> REQUIRED WORK
All lines in which the word "title" occurs are to be extracted.

Items from a figure collection

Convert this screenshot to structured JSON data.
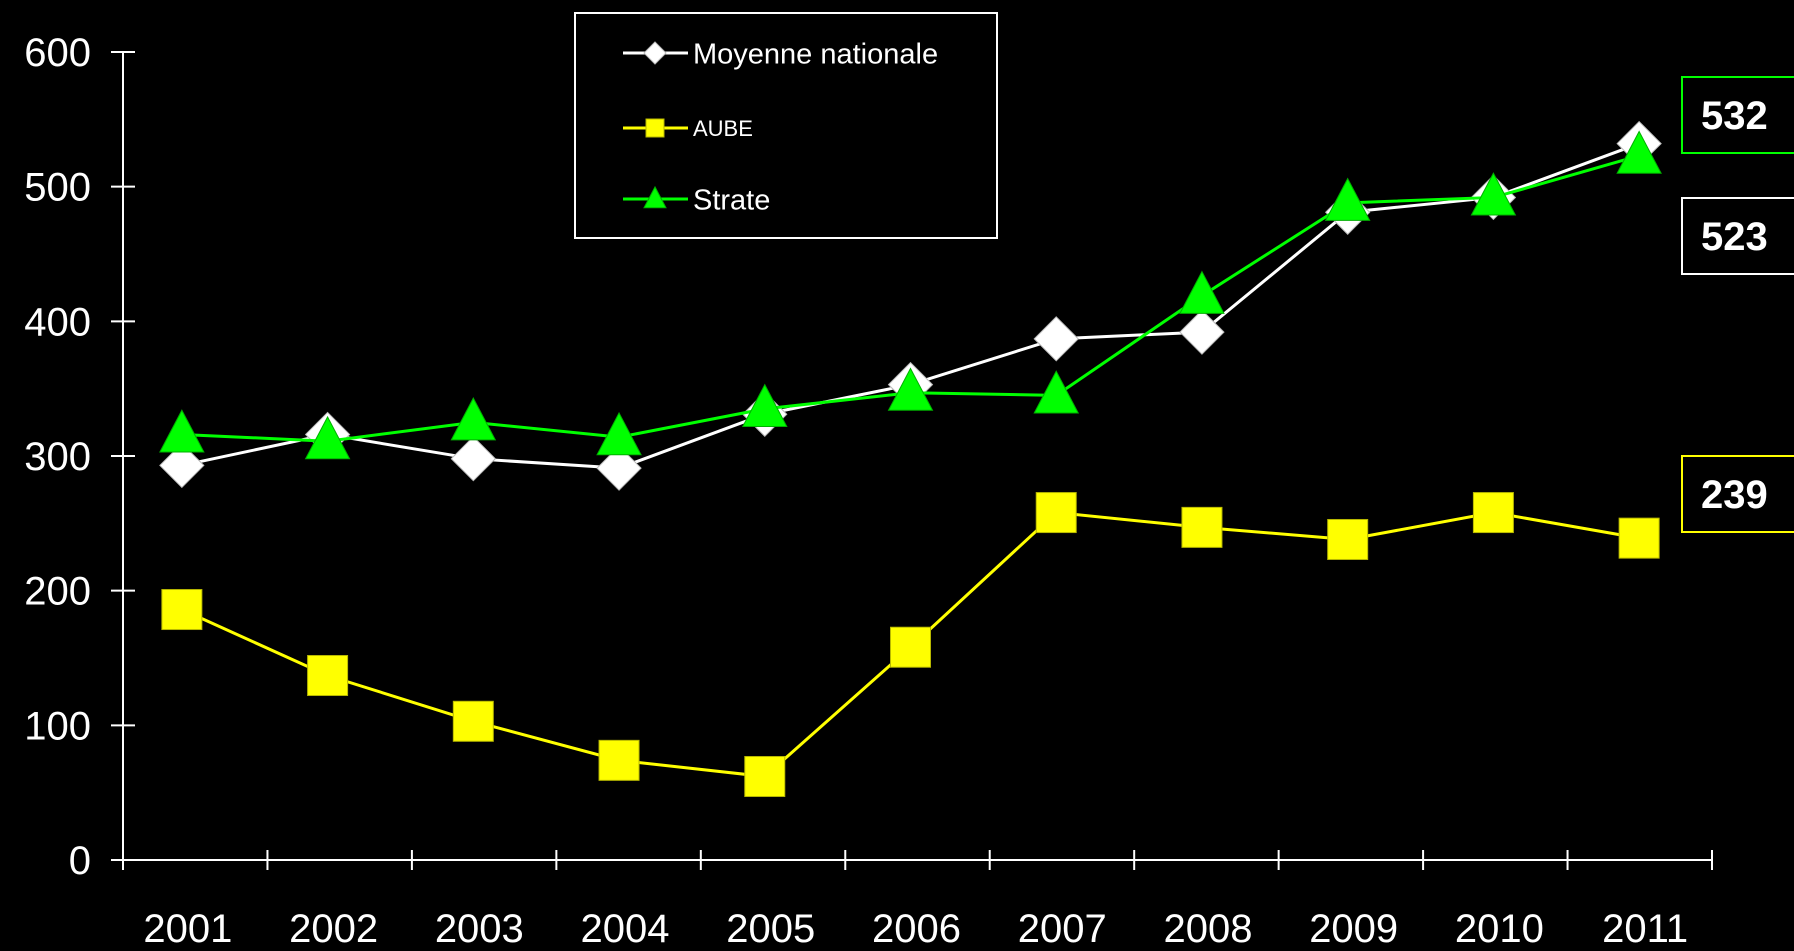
{
  "chart_data": {
    "type": "line",
    "title": "",
    "xlabel": "",
    "ylabel": "",
    "x": [
      "2001",
      "2002",
      "2003",
      "2004",
      "2005",
      "2006",
      "2007",
      "2008",
      "2009",
      "2010",
      "2011"
    ],
    "ylim": [
      0,
      600
    ],
    "yticks": [
      "0",
      "100",
      "200",
      "300",
      "400",
      "500",
      "600"
    ],
    "grid": false,
    "legend_position": "top-center",
    "series": [
      {
        "name": "Moyenne nationale",
        "marker": "diamond",
        "color": "#ffffff",
        "values": [
          293,
          316,
          298,
          291,
          331,
          353,
          387,
          392,
          481,
          492,
          532
        ]
      },
      {
        "name": "AUBE",
        "marker": "square",
        "color": "#ffff00",
        "values": [
          186,
          137,
          103,
          74,
          62,
          158,
          258,
          247,
          238,
          258,
          239
        ]
      },
      {
        "name": "Strate",
        "marker": "triangle",
        "color": "#00ff00",
        "values": [
          316,
          311,
          325,
          314,
          335,
          347,
          345,
          419,
          488,
          492,
          523
        ]
      }
    ],
    "end_labels": [
      {
        "text": "532",
        "border": "#00ff00",
        "value": 532
      },
      {
        "text": "523",
        "border": "#ffffff",
        "value": 523
      },
      {
        "text": "239",
        "border": "#ffff00",
        "value": 239
      }
    ]
  }
}
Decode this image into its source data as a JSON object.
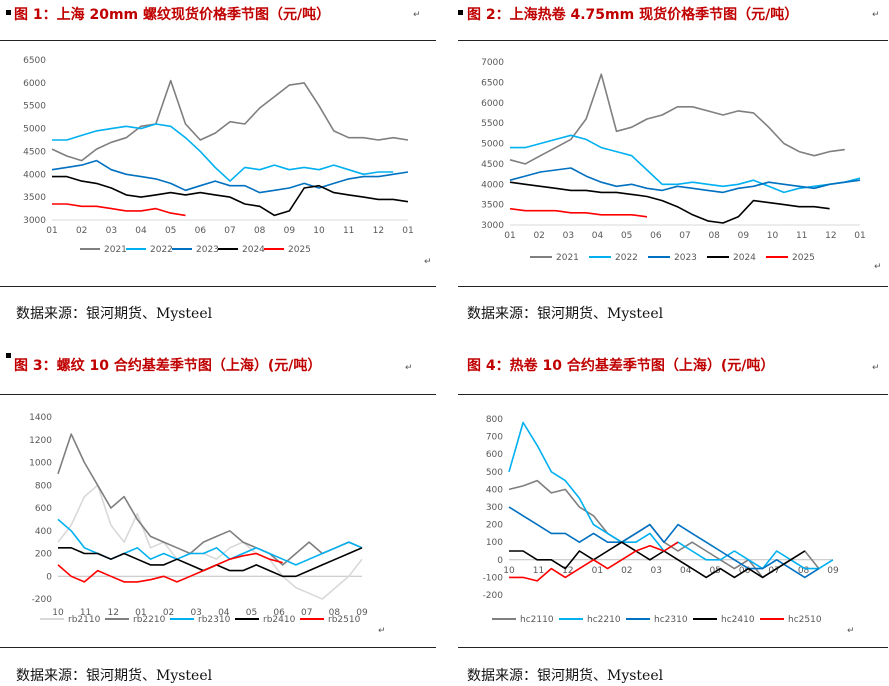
{
  "charts": [
    {
      "title": "图 1：上海 20mm 螺纹现货价格季节图（元/吨）",
      "source": "数据来源：银河期货、Mysteel",
      "chart_data": {
        "type": "line",
        "title": "图 1：上海 20mm 螺纹现货价格季节图（元/吨）",
        "ylim": [
          3000,
          6500
        ],
        "yticks": [
          3000,
          3500,
          4000,
          4500,
          5000,
          5500,
          6000,
          6500
        ],
        "xticks": [
          "01",
          "02",
          "03",
          "04",
          "05",
          "06",
          "07",
          "08",
          "09",
          "10",
          "11",
          "12",
          "01"
        ],
        "series": [
          {
            "name": "2021",
            "color": "#7f7f7f",
            "values": [
              4550,
              4400,
              4300,
              4550,
              4700,
              4800,
              5050,
              5100,
              6050,
              5100,
              4750,
              4900,
              5150,
              5100,
              5450,
              5700,
              5950,
              6000,
              5500,
              4950,
              4800,
              4800,
              4750,
              4800,
              4750
            ]
          },
          {
            "name": "2022",
            "color": "#00b0f0",
            "values": [
              4750,
              4750,
              4850,
              4950,
              5000,
              5050,
              5000,
              5100,
              5050,
              4800,
              4500,
              4150,
              3850,
              4150,
              4100,
              4200,
              4100,
              4150,
              4100,
              4200,
              4100,
              4000,
              4050,
              4050
            ]
          },
          {
            "name": "2023",
            "color": "#0070c0",
            "values": [
              4100,
              4150,
              4200,
              4300,
              4100,
              4000,
              3950,
              3900,
              3800,
              3650,
              3750,
              3850,
              3750,
              3750,
              3600,
              3650,
              3700,
              3800,
              3700,
              3800,
              3900,
              3950,
              3950,
              4000,
              4050
            ]
          },
          {
            "name": "2024",
            "color": "#000000",
            "values": [
              3950,
              3950,
              3850,
              3800,
              3700,
              3550,
              3500,
              3550,
              3600,
              3550,
              3600,
              3550,
              3500,
              3350,
              3300,
              3100,
              3200,
              3700,
              3750,
              3600,
              3550,
              3500,
              3450,
              3450,
              3400
            ]
          },
          {
            "name": "2025",
            "color": "#ff0000",
            "values": [
              3350,
              3350,
              3300,
              3300,
              3250,
              3200,
              3200,
              3250,
              3150,
              3100
            ]
          }
        ]
      }
    },
    {
      "title": "图 2：上海热卷 4.75mm 现货价格季节图（元/吨）",
      "source": "数据来源：银河期货、Mysteel",
      "chart_data": {
        "type": "line",
        "title": "图 2：上海热卷 4.75mm 现货价格季节图（元/吨）",
        "ylim": [
          3000,
          7000
        ],
        "yticks": [
          3000,
          3500,
          4000,
          4500,
          5000,
          5500,
          6000,
          6500,
          7000
        ],
        "xticks": [
          "01",
          "02",
          "03",
          "04",
          "05",
          "06",
          "07",
          "08",
          "09",
          "10",
          "11",
          "12",
          "01"
        ],
        "series": [
          {
            "name": "2021",
            "color": "#7f7f7f",
            "values": [
              4600,
              4500,
              4700,
              4900,
              5100,
              5600,
              6700,
              5300,
              5400,
              5600,
              5700,
              5900,
              5900,
              5800,
              5700,
              5800,
              5750,
              5400,
              5000,
              4800,
              4700,
              4800,
              4850
            ]
          },
          {
            "name": "2022",
            "color": "#00b0f0",
            "values": [
              4900,
              4900,
              5000,
              5100,
              5200,
              5100,
              4900,
              4800,
              4700,
              4350,
              4000,
              4000,
              4050,
              4000,
              3950,
              4000,
              4100,
              3950,
              3800,
              3900,
              3950,
              4000,
              4050,
              4150
            ]
          },
          {
            "name": "2023",
            "color": "#0070c0",
            "values": [
              4100,
              4200,
              4300,
              4350,
              4400,
              4200,
              4050,
              3950,
              4000,
              3900,
              3850,
              3950,
              3900,
              3850,
              3800,
              3900,
              3950,
              4050,
              4000,
              3950,
              3900,
              4000,
              4050,
              4100
            ]
          },
          {
            "name": "2024",
            "color": "#000000",
            "values": [
              4050,
              4000,
              3950,
              3900,
              3850,
              3850,
              3800,
              3800,
              3750,
              3700,
              3600,
              3450,
              3250,
              3100,
              3050,
              3200,
              3600,
              3550,
              3500,
              3450,
              3450,
              3400
            ]
          },
          {
            "name": "2025",
            "color": "#ff0000",
            "values": [
              3400,
              3350,
              3350,
              3350,
              3300,
              3300,
              3250,
              3250,
              3250,
              3200
            ]
          }
        ]
      }
    },
    {
      "title": "图 3：螺纹 10 合约基差季节图（上海）(元/吨）",
      "source": "数据来源：银河期货、Mysteel",
      "chart_data": {
        "type": "line",
        "title": "图 3：螺纹 10 合约基差季节图（上海）(元/吨）",
        "ylim": [
          -200,
          1400
        ],
        "yticks": [
          -200,
          0,
          200,
          400,
          600,
          800,
          1000,
          1200,
          1400
        ],
        "xticks": [
          "10",
          "11",
          "12",
          "01",
          "02",
          "03",
          "04",
          "05",
          "06",
          "07",
          "08",
          "09"
        ],
        "series": [
          {
            "name": "rb2110",
            "color": "#d9d9d9",
            "values": [
              300,
              450,
              700,
              800,
              450,
              300,
              550,
              250,
              300,
              150,
              200,
              200,
              150,
              250,
              300,
              200,
              150,
              0,
              -100,
              -150,
              -200,
              -100,
              0,
              150
            ]
          },
          {
            "name": "rb2210",
            "color": "#7f7f7f",
            "values": [
              900,
              1250,
              1000,
              800,
              600,
              700,
              500,
              350,
              300,
              250,
              200,
              300,
              350,
              400,
              300,
              250,
              200,
              100,
              200,
              300,
              200,
              250,
              300,
              250
            ]
          },
          {
            "name": "rb2310",
            "color": "#00b0f0",
            "values": [
              500,
              400,
              250,
              200,
              150,
              200,
              250,
              150,
              200,
              150,
              200,
              200,
              250,
              150,
              200,
              250,
              200,
              150,
              100,
              150,
              200,
              250,
              300,
              250
            ]
          },
          {
            "name": "rb2410",
            "color": "#000000",
            "values": [
              250,
              250,
              200,
              200,
              150,
              200,
              150,
              100,
              100,
              150,
              100,
              50,
              100,
              50,
              50,
              100,
              50,
              0,
              0,
              50,
              100,
              150,
              200,
              250
            ]
          },
          {
            "name": "rb2510",
            "color": "#ff0000",
            "values": [
              100,
              0,
              -50,
              50,
              0,
              -50,
              -50,
              -30,
              0,
              -50,
              0,
              50,
              100,
              150,
              180,
              200,
              150,
              120
            ]
          }
        ]
      }
    },
    {
      "title": "图 4：热卷 10 合约基差季节图（上海）(元/吨）",
      "source": "数据来源：银河期货、Mysteel",
      "chart_data": {
        "type": "line",
        "title": "图 4：热卷 10 合约基差季节图（上海）(元/吨）",
        "ylim": [
          -200,
          800
        ],
        "yticks": [
          -200,
          -100,
          0,
          100,
          200,
          300,
          400,
          500,
          600,
          700,
          800
        ],
        "xticks": [
          "10",
          "11",
          "12",
          "01",
          "02",
          "03",
          "04",
          "05",
          "06",
          "07",
          "08",
          "09"
        ],
        "series": [
          {
            "name": "hc2110",
            "color": "#7f7f7f",
            "values": [
              400,
              420,
              450,
              380,
              400,
              300,
              250,
              150,
              100,
              150,
              200,
              100,
              50,
              100,
              50,
              0,
              -50,
              0,
              -100,
              -50,
              0,
              50,
              -50
            ]
          },
          {
            "name": "hc2210",
            "color": "#00b0f0",
            "values": [
              500,
              780,
              650,
              500,
              450,
              350,
              200,
              150,
              100,
              100,
              150,
              50,
              100,
              50,
              0,
              0,
              50,
              0,
              -50,
              50,
              0,
              -50,
              -50,
              0
            ]
          },
          {
            "name": "hc2310",
            "color": "#0070c0",
            "values": [
              300,
              250,
              200,
              150,
              150,
              100,
              150,
              100,
              100,
              150,
              200,
              100,
              200,
              150,
              100,
              50,
              0,
              -50,
              -50,
              0,
              -50,
              -100,
              -50
            ]
          },
          {
            "name": "hc2410",
            "color": "#000000",
            "values": [
              50,
              50,
              0,
              0,
              -50,
              50,
              0,
              50,
              100,
              50,
              0,
              50,
              0,
              -50,
              -100,
              -50,
              -100,
              -50,
              -100,
              -50,
              0,
              50
            ]
          },
          {
            "name": "hc2510",
            "color": "#ff0000",
            "values": [
              -100,
              -100,
              -120,
              -50,
              -100,
              -50,
              0,
              -50,
              0,
              50,
              80,
              50,
              100
            ]
          }
        ]
      }
    }
  ]
}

> REPLY
    "title": "",
      "title": "图 1：上海 20mm 螺纹现货价格季节图（元/吨）",
        "title": "图 1：上海 20mm 螺纹现货价格季节图（元/吨）",
      "title": "图 2：上海热卷 4.75mm 现货价格季节图（元/吨）",
        "title": "图 2：上海热卷 4.75mm 现货价格季节图（元/吨）",
      "title": "图 3：螺纹 10 合约基差季节图（上海）(元/吨）",
        "title": "图 3：螺纹 10 合约基差季节图（上海）(元/吨）",
      "title": "图 4：热卷 10 合约基差季节图（上海）(元/吨）",
        "title": "图 4：热卷 10 合约基差季节图（上海）(元/吨）",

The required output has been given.